___ RECORDS FOR THE EXERCISE
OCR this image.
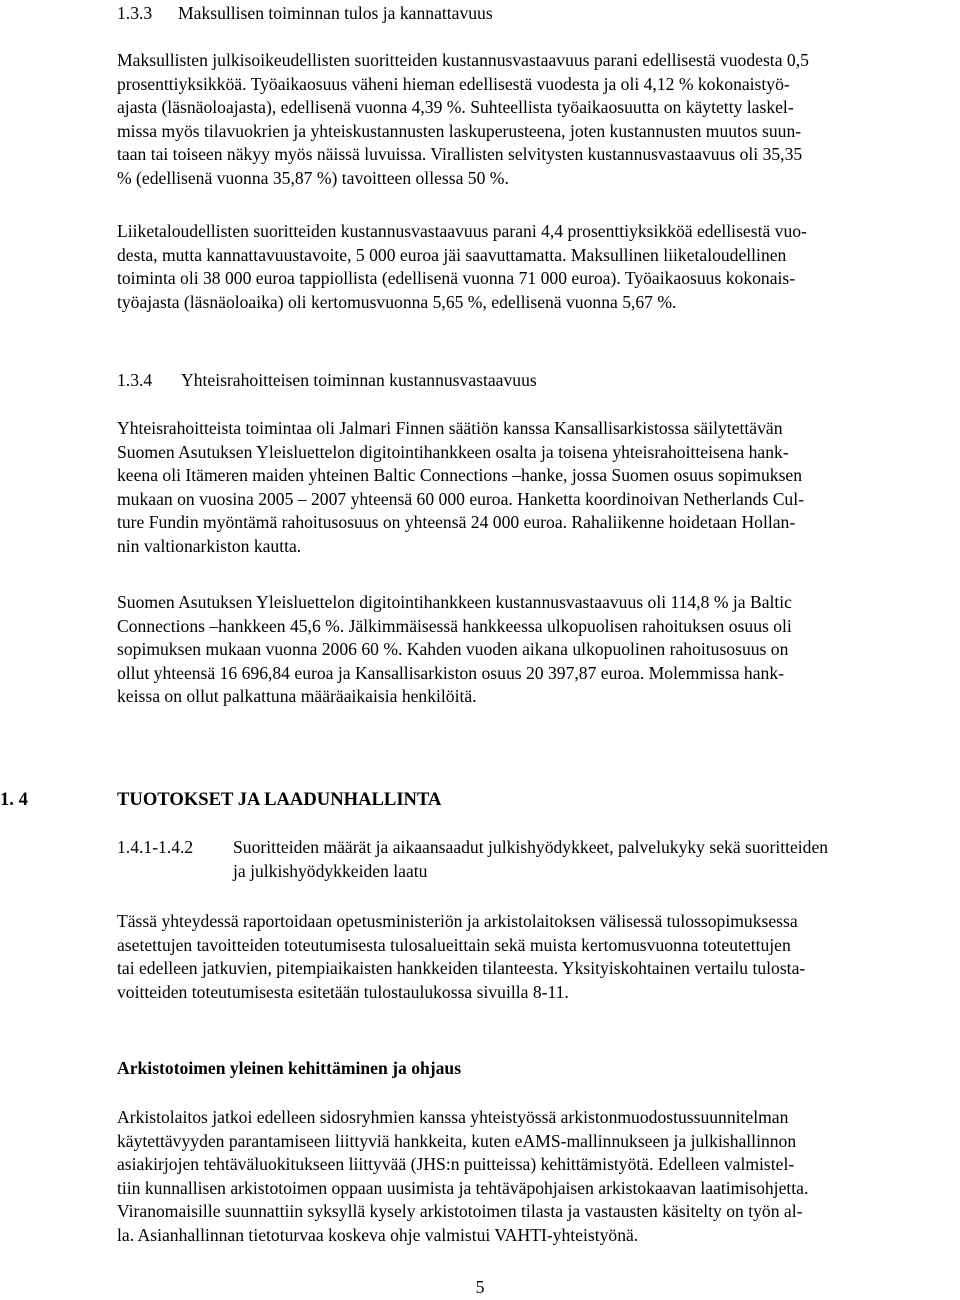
1.3.3 Maksullisen toiminnan tulos ja kannattavuus
Maksullisten julkisoikeudellisten suoritteiden kustannusvastaavuus parani edellisestä vuodesta 0,5
prosenttiyksikköä. Työaikaosuus väheni hieman edellisestä vuodesta ja oli 4,12 % kokonaistyö-
ajasta (läsnäoloajasta), edellisenä vuonna 4,39 %. Suhteellista työaikaosuutta on käytetty laskel-
missa myös tilavuokrien ja yhteiskustannusten laskuperusteena, joten kustannusten muutos suun-
taan tai toiseen näkyy myös näissä luvuissa. Virallisten selvitysten kustannusvastaavuus oli 35,35
% (edellisenä vuonna 35,87 %) tavoitteen ollessa 50 %.
Liiketaloudellisten suoritteiden kustannusvastaavuus parani 4,4 prosenttiyksikköä edellisestä vuo-
desta, mutta kannattavuustavoite, 5 000 euroa jäi saavuttamatta. Maksullinen liiketaloudellinen
toiminta oli 38 000 euroa tappiollista (edellisenä vuonna 71 000 euroa). Työaikaosuus kokonais-
työajasta (läsnäoloaika) oli kertomusvuonna 5,65 %, edellisenä vuonna 5,67 %.
1.3.4 Yhteisrahoitteisen toiminnan kustannusvastaavuus
Yhteisrahoitteista toimintaa oli Jalmari Finnen säätiön kanssa Kansallisarkistossa säilytettävän
Suomen Asutuksen Yleisluettelon digitointihankkeen osalta ja toisena yhteisrahoitteisena hank-
keena oli Itämeren maiden yhteinen Baltic Connections –hanke, jossa Suomen osuus sopimuksen
mukaan on vuosina 2005 – 2007 yhteensä 60 000 euroa. Hanketta koordinoivan Netherlands Cul-
ture Fundin myöntämä rahoitusosuus on yhteensä 24 000 euroa. Rahaliikenne hoidetaan Hollan-
nin valtionarkiston kautta.
Suomen Asutuksen Yleisluettelon digitointihankkeen kustannusvastaavuus oli 114,8 % ja Baltic
Connections –hankkeen 45,6 %. Jälkimmäisessä hankkeessa ulkopuolisen rahoituksen osuus oli
sopimuksen mukaan vuonna 2006 60 %. Kahden vuoden aikana ulkopuolinen rahoitusosuus on
ollut yhteensä 16 696,84 euroa ja Kansallisarkiston osuus 20 397,87 euroa. Molemmissa hank-
keissa on ollut palkattuna määräaikaisia henkilöitä.
1. 4	TUOTOKSET JA LAADUNHALLINTA
1.4.1-1.4.2 Suoritteiden määrät ja aikaansaadut julkishyödykkeet, palvelukyky sekä suoritteiden
ja julkishyödykkeiden laatu
Tässä yhteydessä raportoidaan opetusministeriön ja arkistolaitoksen välisessä tulossopimuksessa
asetettujen tavoitteiden toteutumisesta tulosalueittain sekä muista kertomusvuonna toteutettujen
tai edelleen jatkuvien, pitempiaikaisten hankkeiden tilanteesta. Yksityiskohtainen vertailu tulosta-
voitteiden toteutumisesta esitetään tulostaulukossa sivuilla 8-11.
Arkistotoimen yleinen kehittäminen ja ohjaus
Arkistolaitos jatkoi edelleen sidosryhmien kanssa yhteistyössä arkistonmuodostussuunnitelman
käytettävyyden parantamiseen liittyviä hankkeita, kuten eAMS-mallinnukseen ja julkishallinnon
asiakirjojen tehtäväluokitukseen liittyvää (JHS:n puitteissa) kehittämistyötä. Edelleen valmistel-
tiin kunnallisen arkistotoimen oppaan uusimista ja tehtäväpohjaisen arkistokaavan laatimisohjetta.
Viranomaisille suunnattiin syksyllä kysely arkistotoimen tilasta ja vastausten käsitelty on työn al-
la. Asianhallinnan tietoturvaa koskeva ohje valmistui VAHTI-yhteistyönä.
5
______
:: WHAT TO WORK ON ::
Would you please set down the data above again exactly, without its pictures?

:: TASK ANSWER ::
OCR this image.
1.3.3 Maksullisen toiminnan tulos ja kannattavuus
Maksullisten julkisoikeudellisten suoritteiden kustannusvastaavuus parani edellisestä vuodesta 0,5
prosenttiyksikköä. Työaikaosuus väheni hieman edellisestä vuodesta ja oli 4,12 % kokonaistyö-
ajasta (läsnäoloajasta), edellisenä vuonna 4,39 %. Suhteellista työaikaosuutta on käytetty laskel-
missa myös tilavuokrien ja yhteiskustannusten laskuperusteena, joten kustannusten muutos suun-
taan tai toiseen näkyy myös näissä luvuissa. Virallisten selvitysten kustannusvastaavuus oli 35,35
% (edellisenä vuonna 35,87 %) tavoitteen ollessa 50 %.
Liiketaloudellisten suoritteiden kustannusvastaavuus parani 4,4 prosenttiyksikköä edellisestä vuo-
desta, mutta kannattavuustavoite, 5 000 euroa jäi saavuttamatta. Maksullinen liiketaloudellinen
toiminta oli 38 000 euroa tappiollista (edellisenä vuonna 71 000 euroa). Työaikaosuus kokonais-
työajasta (läsnäoloaika) oli kertomusvuonna 5,65 %, edellisenä vuonna 5,67 %.
1.3.4 Yhteisrahoitteisen toiminnan kustannusvastaavuus
Yhteisrahoitteista toimintaa oli Jalmari Finnen säätiön kanssa Kansallisarkistossa säilytettävän
Suomen Asutuksen Yleisluettelon digitointihankkeen osalta ja toisena yhteisrahoitteisena hank-
keena oli Itämeren maiden yhteinen Baltic Connections –hanke, jossa Suomen osuus sopimuksen
mukaan on vuosina 2005 – 2007 yhteensä 60 000 euroa. Hanketta koordinoivan Netherlands Cul-
ture Fundin myöntämä rahoitusosuus on yhteensä 24 000 euroa. Rahaliikenne hoidetaan Hollan-
nin valtionarkiston kautta.
Suomen Asutuksen Yleisluettelon digitointihankkeen kustannusvastaavuus oli 114,8 % ja Baltic
Connections –hankkeen 45,6 %. Jälkimmäisessä hankkeessa ulkopuolisen rahoituksen osuus oli
sopimuksen mukaan vuonna 2006 60 %. Kahden vuoden aikana ulkopuolinen rahoitusosuus on
ollut yhteensä 16 696,84 euroa ja Kansallisarkiston osuus 20 397,87 euroa. Molemmissa hank-
keissa on ollut palkattuna määräaikaisia henkilöitä.
1. 4	TUOTOKSET JA LAADUNHALLINTA
1.4.1-1.4.2 Suoritteiden määrät ja aikaansaadut julkishyödykkeet, palvelukyky sekä suoritteiden
ja julkishyödykkeiden laatu
Tässä yhteydessä raportoidaan opetusministeriön ja arkistolaitoksen välisessä tulossopimuksessa
asetettujen tavoitteiden toteutumisesta tulosalueittain sekä muista kertomusvuonna toteutettujen
tai edelleen jatkuvien, pitempiaikaisten hankkeiden tilanteesta. Yksityiskohtainen vertailu tulosta-
voitteiden toteutumisesta esitetään tulostaulukossa sivuilla 8-11.
Arkistotoimen yleinen kehittäminen ja ohjaus
Arkistolaitos jatkoi edelleen sidosryhmien kanssa yhteistyössä arkistonmuodostussuunnitelman
käytettävyyden parantamiseen liittyviä hankkeita, kuten eAMS-mallinnukseen ja julkishallinnon
asiakirjojen tehtäväluokitukseen liittyvää (JHS:n puitteissa) kehittämistyötä. Edelleen valmistel-
tiin kunnallisen arkistotoimen oppaan uusimista ja tehtäväpohjaisen arkistokaavan laatimisohjetta.
Viranomaisille suunnattiin syksyllä kysely arkistotoimen tilasta ja vastausten käsitelty on työn al-
la. Asianhallinnan tietoturvaa koskeva ohje valmistui VAHTI-yhteistyönä.
5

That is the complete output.